** CONSEGNA A **
Rispondi in base al testo estratto:
(i) Di quanti dipartimenti devono essere nominati i nuovi prefetti?
(ii) Come si chiamavano i genitori del Presidente Morales?
(iii) Per quanti anni di storia boliviana, secondo Morales, gli offesi sono rimasti nascosti?
** CONSEGNA B **
Trascrivi alla lettera dal testo estratto tutto ciò che va da "Adesso le tre" giù fino a "ad altri candidati.".

** TESTO ESTRATTO **

Adesso le tre settimane serviranno per formare il Governo (sempre ieri sono stati eletti gli oltre 150 tra deputati e senatori) e per mettere al loro posto i nuovi prefetti dei nove dipartimenti: stime non ufficiali parlano di 4 prefetture a Podemos di Quiroga, 3 al Mas di Morales e 2 ad altri candidati.
“Il mio primo pensiero questa mattina è stata per i miei genitori (Dionisio Morales e María Ayma, morti negli anni Ottanta) per la Pachamama e per la possibilità di cambiare la storia della Bolivia. Questa è l’ora degli offesi, dei massacrati, di chi è rimasto nascosto per 180 anni di storia boliviana”, ha dichiarato il Presidente Morales subito dopo aver votato.

** ELENCO DELLE RIGHE **
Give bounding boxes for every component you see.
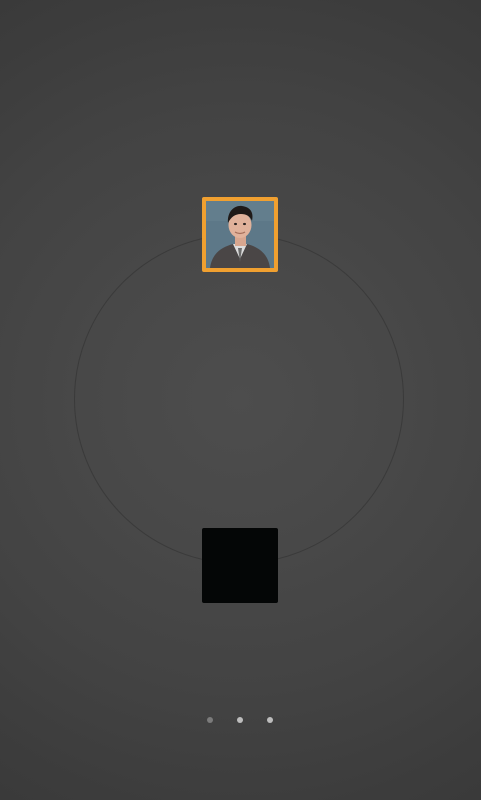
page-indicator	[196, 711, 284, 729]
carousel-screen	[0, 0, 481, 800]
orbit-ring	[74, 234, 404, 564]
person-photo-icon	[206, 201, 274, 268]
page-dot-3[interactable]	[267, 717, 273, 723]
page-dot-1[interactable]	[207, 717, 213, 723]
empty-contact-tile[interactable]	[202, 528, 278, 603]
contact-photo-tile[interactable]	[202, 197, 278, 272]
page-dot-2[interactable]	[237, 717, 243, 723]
==
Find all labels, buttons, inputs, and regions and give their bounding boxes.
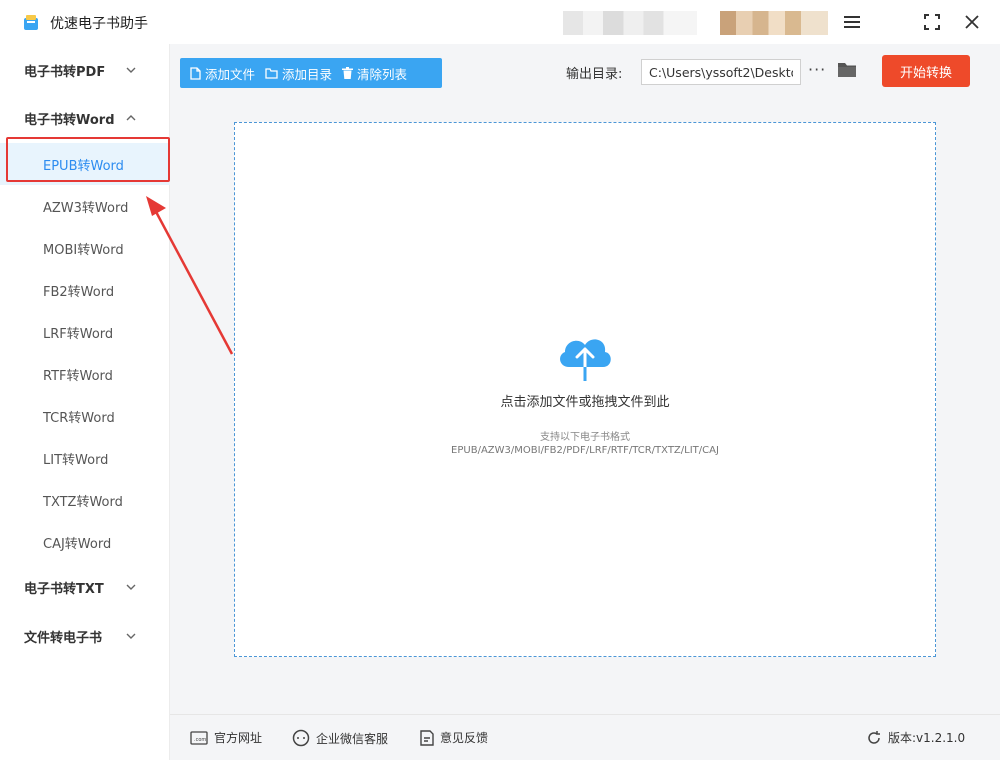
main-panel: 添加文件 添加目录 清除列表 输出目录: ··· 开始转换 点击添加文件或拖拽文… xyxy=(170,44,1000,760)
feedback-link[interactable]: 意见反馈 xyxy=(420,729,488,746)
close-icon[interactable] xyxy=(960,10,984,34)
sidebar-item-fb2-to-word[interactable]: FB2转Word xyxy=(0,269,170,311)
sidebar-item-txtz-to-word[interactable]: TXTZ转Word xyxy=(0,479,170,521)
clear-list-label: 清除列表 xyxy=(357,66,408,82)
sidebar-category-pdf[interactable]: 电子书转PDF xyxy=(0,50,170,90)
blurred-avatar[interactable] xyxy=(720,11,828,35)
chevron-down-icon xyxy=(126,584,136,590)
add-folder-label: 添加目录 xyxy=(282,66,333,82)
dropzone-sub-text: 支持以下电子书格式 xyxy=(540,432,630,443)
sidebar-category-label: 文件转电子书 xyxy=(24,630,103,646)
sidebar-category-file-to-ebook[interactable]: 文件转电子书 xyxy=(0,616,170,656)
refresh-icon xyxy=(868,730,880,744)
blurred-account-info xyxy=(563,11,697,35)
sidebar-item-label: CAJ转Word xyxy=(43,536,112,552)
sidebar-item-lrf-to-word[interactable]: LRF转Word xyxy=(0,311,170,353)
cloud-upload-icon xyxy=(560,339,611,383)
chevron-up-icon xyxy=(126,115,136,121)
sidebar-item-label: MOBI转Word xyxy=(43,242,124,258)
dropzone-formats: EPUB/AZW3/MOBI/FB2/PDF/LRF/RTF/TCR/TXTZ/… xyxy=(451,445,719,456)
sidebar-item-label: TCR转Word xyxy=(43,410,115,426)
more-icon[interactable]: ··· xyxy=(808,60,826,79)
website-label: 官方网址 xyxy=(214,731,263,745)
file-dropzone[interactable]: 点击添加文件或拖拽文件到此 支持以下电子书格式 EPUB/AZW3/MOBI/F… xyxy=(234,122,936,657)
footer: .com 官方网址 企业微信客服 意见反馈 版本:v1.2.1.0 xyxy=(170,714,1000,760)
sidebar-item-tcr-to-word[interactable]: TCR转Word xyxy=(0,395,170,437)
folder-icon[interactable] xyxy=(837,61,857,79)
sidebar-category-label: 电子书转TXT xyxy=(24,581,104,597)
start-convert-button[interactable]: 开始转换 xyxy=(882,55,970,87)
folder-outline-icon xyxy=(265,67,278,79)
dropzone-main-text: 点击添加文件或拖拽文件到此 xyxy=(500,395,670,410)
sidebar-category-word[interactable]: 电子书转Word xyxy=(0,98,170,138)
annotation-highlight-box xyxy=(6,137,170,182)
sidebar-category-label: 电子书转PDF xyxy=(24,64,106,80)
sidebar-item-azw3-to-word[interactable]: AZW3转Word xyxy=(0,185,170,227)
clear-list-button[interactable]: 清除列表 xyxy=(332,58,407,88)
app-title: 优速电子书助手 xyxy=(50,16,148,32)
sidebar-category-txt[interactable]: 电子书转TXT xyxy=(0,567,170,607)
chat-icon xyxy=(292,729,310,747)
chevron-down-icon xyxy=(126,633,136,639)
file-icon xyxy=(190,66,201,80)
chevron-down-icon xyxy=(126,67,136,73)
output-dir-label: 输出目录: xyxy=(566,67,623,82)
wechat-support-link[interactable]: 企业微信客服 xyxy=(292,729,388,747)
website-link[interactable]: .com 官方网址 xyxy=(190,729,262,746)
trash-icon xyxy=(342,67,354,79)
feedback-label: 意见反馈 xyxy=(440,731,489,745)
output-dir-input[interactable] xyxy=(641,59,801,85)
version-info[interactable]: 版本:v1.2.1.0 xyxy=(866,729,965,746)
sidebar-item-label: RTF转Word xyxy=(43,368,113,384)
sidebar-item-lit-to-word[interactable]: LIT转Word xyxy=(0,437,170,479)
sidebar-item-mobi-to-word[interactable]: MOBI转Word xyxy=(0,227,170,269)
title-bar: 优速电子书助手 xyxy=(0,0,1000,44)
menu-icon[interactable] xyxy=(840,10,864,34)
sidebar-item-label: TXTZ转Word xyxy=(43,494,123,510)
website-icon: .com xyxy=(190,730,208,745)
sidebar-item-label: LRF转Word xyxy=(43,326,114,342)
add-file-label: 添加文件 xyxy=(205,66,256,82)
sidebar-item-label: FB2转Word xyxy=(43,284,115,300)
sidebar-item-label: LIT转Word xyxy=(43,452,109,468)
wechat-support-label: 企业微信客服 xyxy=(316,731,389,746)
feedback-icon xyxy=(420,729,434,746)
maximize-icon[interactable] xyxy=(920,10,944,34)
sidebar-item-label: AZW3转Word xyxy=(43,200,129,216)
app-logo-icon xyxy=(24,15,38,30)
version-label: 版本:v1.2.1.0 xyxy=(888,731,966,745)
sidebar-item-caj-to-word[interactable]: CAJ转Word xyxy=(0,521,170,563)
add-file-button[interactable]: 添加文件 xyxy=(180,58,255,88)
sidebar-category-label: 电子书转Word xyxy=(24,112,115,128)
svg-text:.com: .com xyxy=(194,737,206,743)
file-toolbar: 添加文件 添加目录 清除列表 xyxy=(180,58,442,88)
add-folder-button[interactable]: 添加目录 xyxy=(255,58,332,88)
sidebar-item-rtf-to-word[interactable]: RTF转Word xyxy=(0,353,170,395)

** RISPOSTA CORRETTA A **
(i) Di nove dipartimenti.
(ii) Dionisio Morales e María Ayma.
(iii) Per 180 anni.

** RISPOSTA CORRETTA B **
Adesso le tre settimane serviranno per formare il Governo (sempre ieri sono stati eletti gli oltre 150 tra deputati e senatori) e per mettere al loro posto i nuovi prefetti dei nove dipartimenti: stime non ufficiali parlano di 4 prefetture a Podemos di Quiroga, 3 al Mas di Morales e 2 ad altri candidati.